**INSTRUCTION:**
Copy the records below exactly, leaving out any pictures.

**RECORD LIST:**
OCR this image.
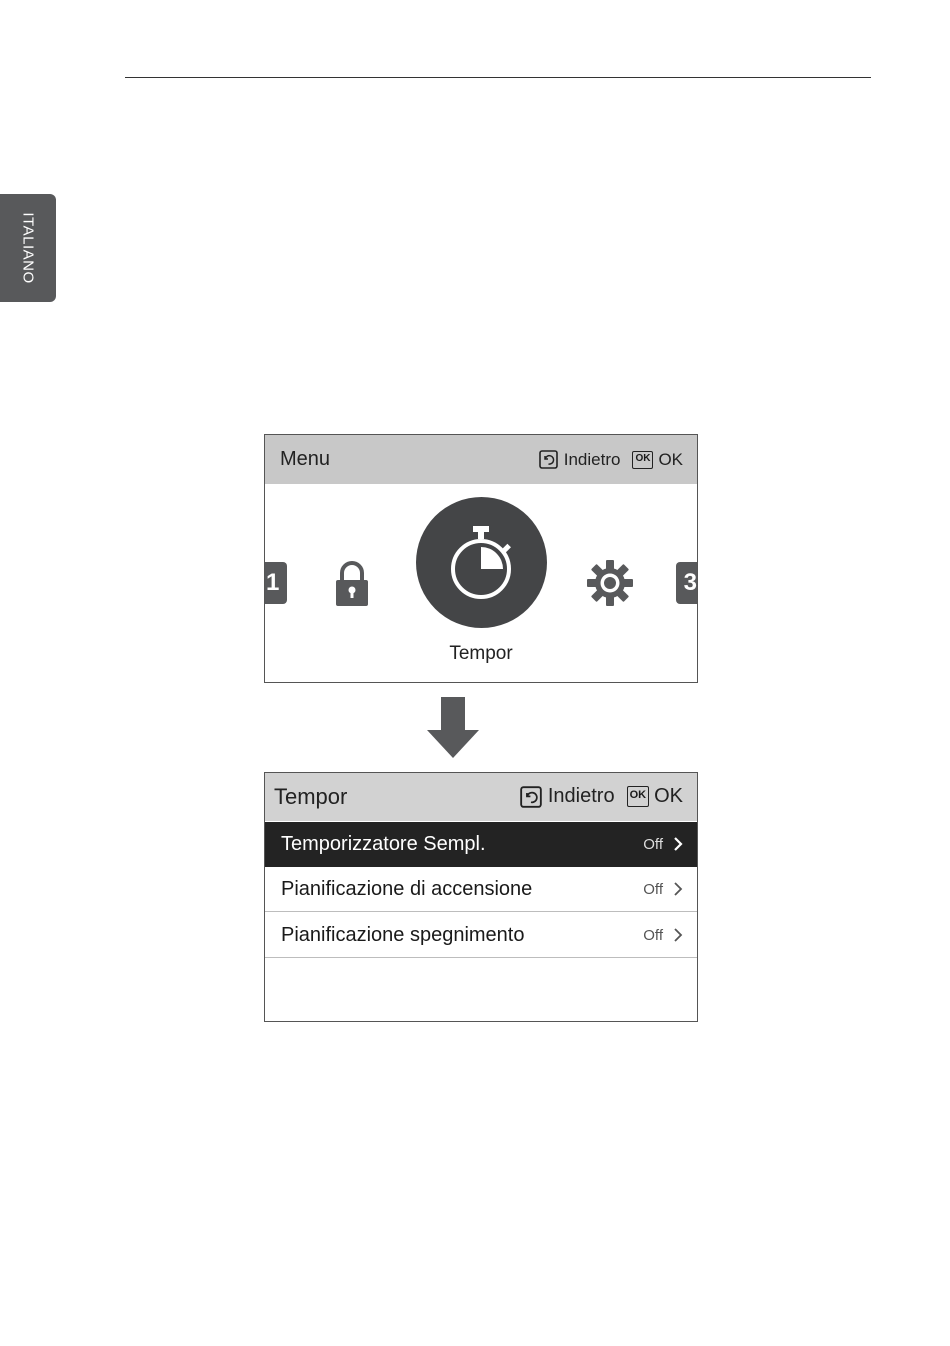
ITALIANO
Menu	Indietro	OK OK
1
Tempor
3
Tempor	Indietro OK OK
Temporizzatore Sempl.	Off
Pianificazione di accensione	Off
Pianificazione spegnimento	Off
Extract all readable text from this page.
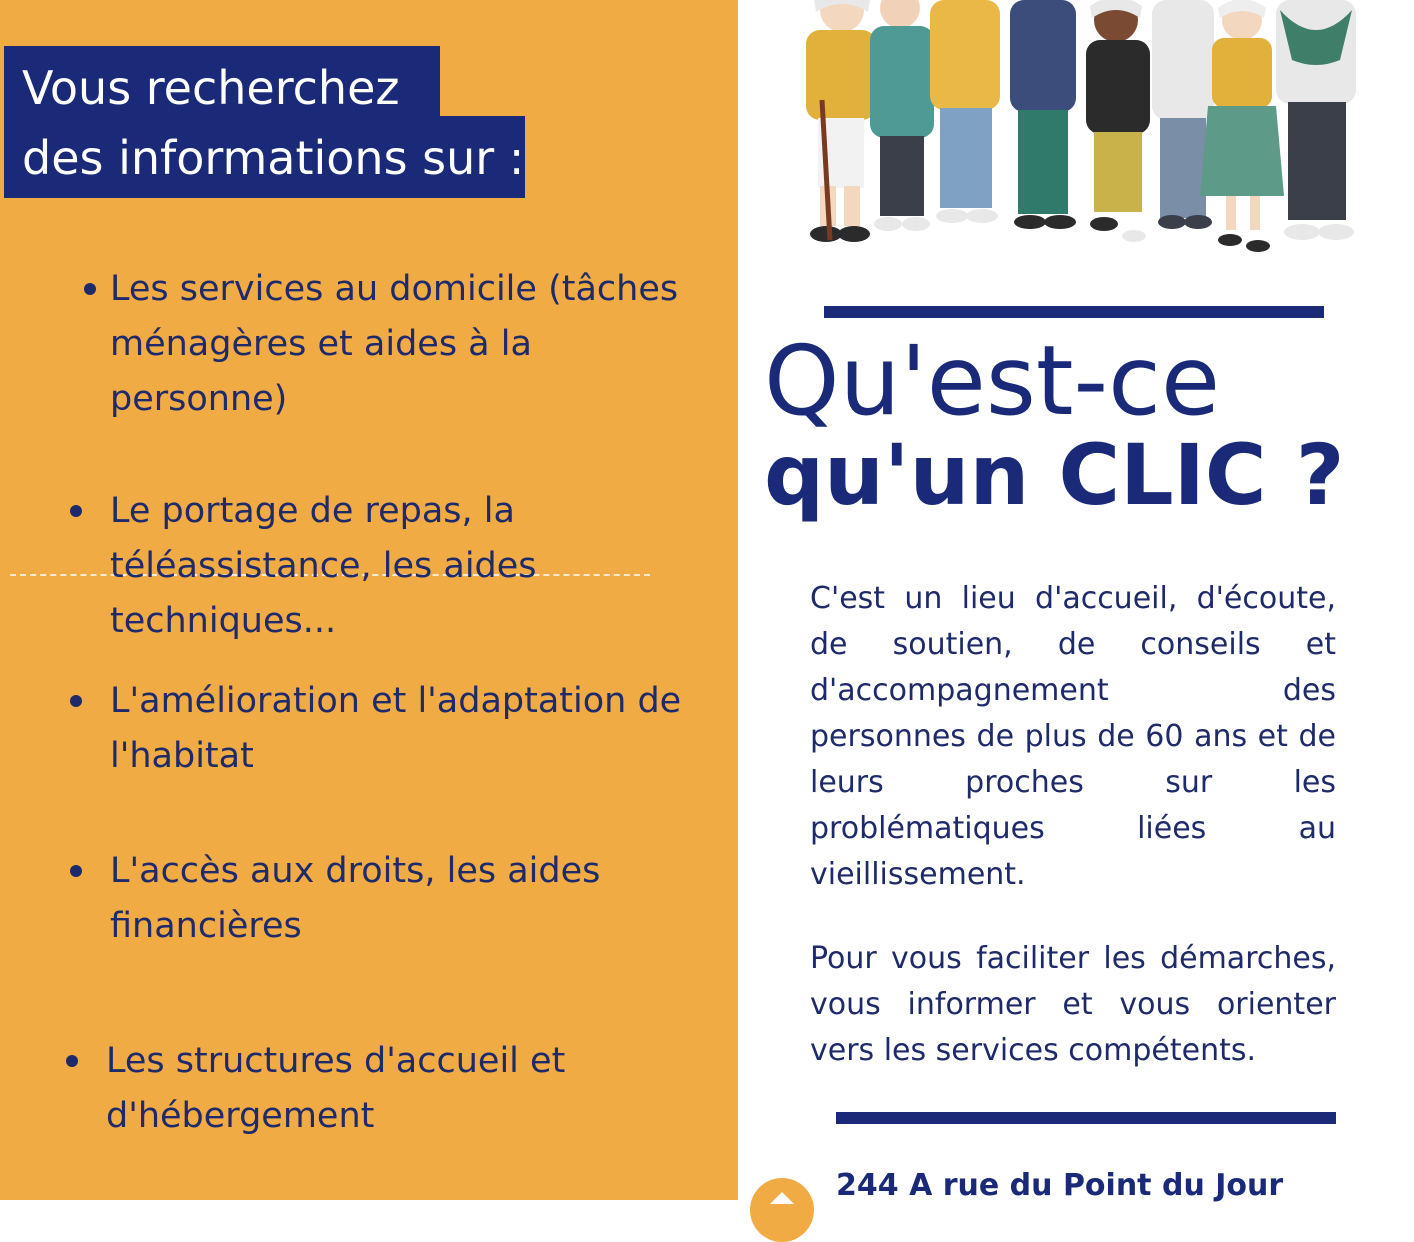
Vous recherchez
des informations sur :
Les services au domicile (tâches ménagères et aides à la personne)
Le portage de repas, la téléassistance, les aides techniques...
L'amélioration et l'adaptation de l'habitat
L'accès aux droits, les aides financières
Les structures d'accueil et d'hébergement
Qu'est-ce
qu'un CLIC ?

C'est un lieu d'accueil, d'écoute, de soutien, de conseils et d'accompagnement des personnes de plus de 60 ans et de leurs proches sur les problématiques liées au vieillissement.

Pour vous faciliter les démarches, vous informer et vous orienter vers les services compétents.

244 A rue du Point du Jour
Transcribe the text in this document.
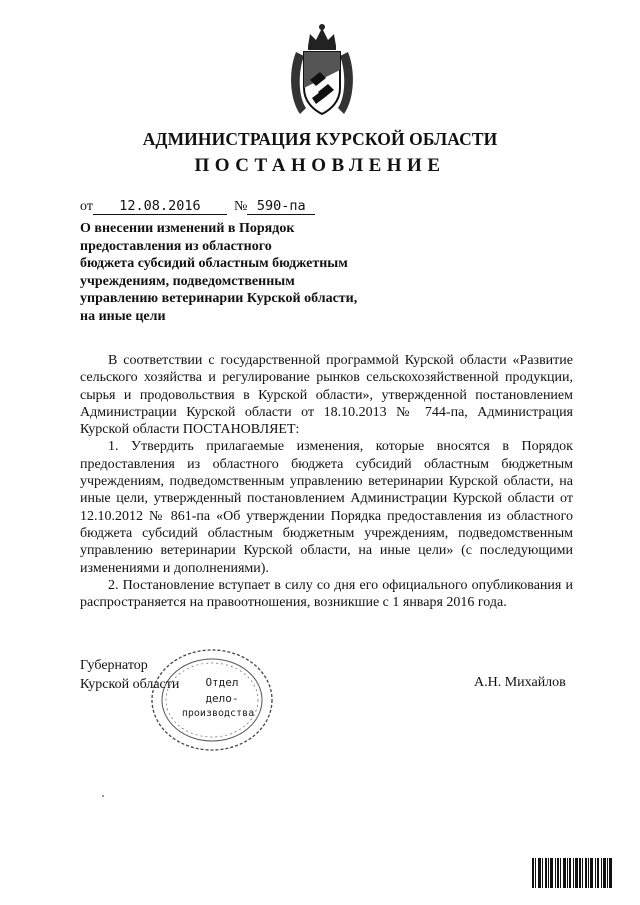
АДМИНИСТРАЦИЯ КУРСКОЙ ОБЛАСТИ
ПОСТАНОВЛЕНИЕ
от 12.08.2016 № 590-па
О внесении изменений в Порядок
предоставления из областного
бюджета субсидий областным бюджетным
учреждениям, подведомственным
управлению ветеринарии Курской области,
на иные цели

В соответствии с государственной программой Курской области «Развитие сельского хозяйства и регулирование рынков сельскохозяйственной продукции, сырья и продовольствия в Курской области», утвержденной постановлением Администрации Курской области от 18.10.2013 № 744-па, Администрация Курской области ПОСТАНОВЛЯЕТ:

1. Утвердить прилагаемые изменения, которые вносятся в Порядок предоставления из областного бюджета субсидий областным бюджетным учреждениям, подведомственным управлению ветеринарии Курской области, на иные цели, утвержденный постановлением Администрации Курской области от 12.10.2012 № 861-па «Об утверждении Порядка предоставления из областного бюджета субсидий областным бюджетным учреждениям, подведомственным управлению ветеринарии Курской области, на иные цели» (с последующими изменениями и дополнениями).

2. Постановление вступает в силу со дня его официального опубликования и распространяется на правоотношения, возникшие с 1 января 2016 года.

Отдел
дело-
производства
Губернатор
Курской области	А.Н. Михайлов
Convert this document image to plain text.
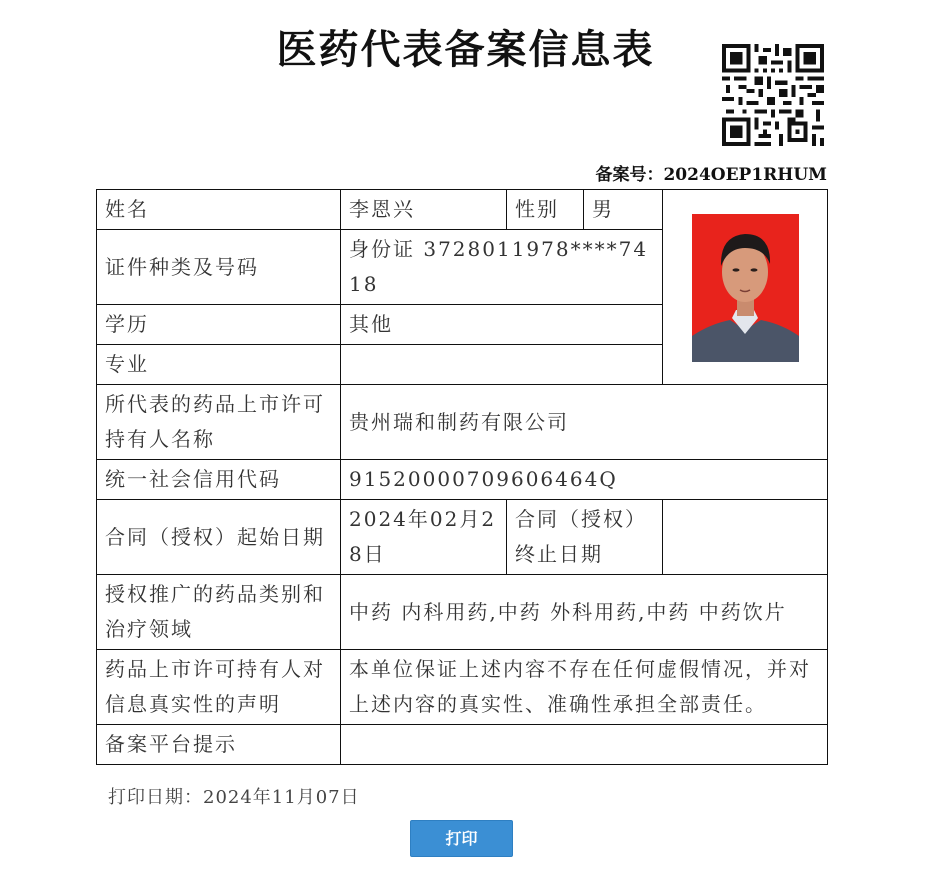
医药代表备案信息表
备案号：2024OEP1RHUM
姓名	李恩兴	性别	男	

证件种类及号码	身份证 3728011978****7418			
学历	其他			
专业				
所代表的药品上市许可持有人名称	贵州瑞和制药有限公司			
统一社会信用代码	91520000709606464Q			
合同（授权）起始日期	2024年02月28日	合同（授权）终止日期		
授权推广的药品类别和治疗领域	中药 内科用药,中药 外科用药,中药 中药饮片			
药品上市许可持有人对信息真实性的声明	本单位保证上述内容不存在任何虚假情况，并对上述内容的真实性、准确性承担全部责任。			
备案平台提示				
打印日期：2024年11月07日
打印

**TASK SOLUTION:**
OCR this image.
ITALIANO
Menu	Indietro	OK OK
1
Tempor
3
Tempor	Indietro OK OK
Temporizzatore Sempl.	Off
Pianificazione di accensione	Off
Pianificazione spegnimento	Off
Extract all readable text from this page.
Vous recherchez
des informations sur :
Les services au domicile (tâches ménagères et aides à la personne)
Le portage de repas, la téléassistance, les aides techniques...
L'amélioration et l'adaptation de l'habitat
L'accès aux droits, les aides financières
Les structures d'accueil et d'hébergement
Qu'est-ce
qu'un CLIC ?

C'est un lieu d'accueil, d'écoute, de soutien, de conseils et d'accompagnement des personnes de plus de 60 ans et de leurs proches sur les problématiques liées au vieillissement.

Pour vous faciliter les démarches, vous informer et vous orienter vers les services compétents.

244 A rue du Point du Jour
Transcribe the text in this document.
АДМИНИСТРАЦИЯ КУРСКОЙ ОБЛАСТИ
ПОСТАНОВЛЕНИЕ
от 12.08.2016 № 590-па
О внесении изменений в Порядок
предоставления из областного
бюджета субсидий областным бюджетным
учреждениям, подведомственным
управлению ветеринарии Курской области,
на иные цели

В соответствии с государственной программой Курской области «Развитие сельского хозяйства и регулирование рынков сельскохозяйственной продукции, сырья и продовольствия в Курской области», утвержденной постановлением Администрации Курской области от 18.10.2013 № 744-па, Администрация Курской области ПОСТАНОВЛЯЕТ:

1. Утвердить прилагаемые изменения, которые вносятся в Порядок предоставления из областного бюджета субсидий областным бюджетным учреждениям, подведомственным управлению ветеринарии Курской области, на иные цели, утвержденный постановлением Администрации Курской области от 12.10.2012 № 861-па «Об утверждении Порядка предоставления из областного бюджета субсидий областным бюджетным учреждениям, подведомственным управлению ветеринарии Курской области, на иные цели» (с последующими изменениями и дополнениями).

2. Постановление вступает в силу со дня его официального опубликования и распространяется на правоотношения, возникшие с 1 января 2016 года.

Отдел
дело-
производства
Губернатор
Курской области	А.Н. Михайлов
Convert this document image to plain text.
医药代表备案信息表
备案号：2024OEP1RHUM
姓名	李恩兴	性别	男	

证件种类及号码	身份证 3728011978****7418			
学历	其他			
专业				
所代表的药品上市许可持有人名称	贵州瑞和制药有限公司			
统一社会信用代码	91520000709606464Q			
合同（授权）起始日期	2024年02月28日	合同（授权）终止日期		
授权推广的药品类别和治疗领域	中药 内科用药,中药 外科用药,中药 中药饮片			
药品上市许可持有人对信息真实性的声明	本单位保证上述内容不存在任何虚假情况，并对上述内容的真实性、准确性承担全部责任。			
备案平台提示				
打印日期：2024年11月07日
打印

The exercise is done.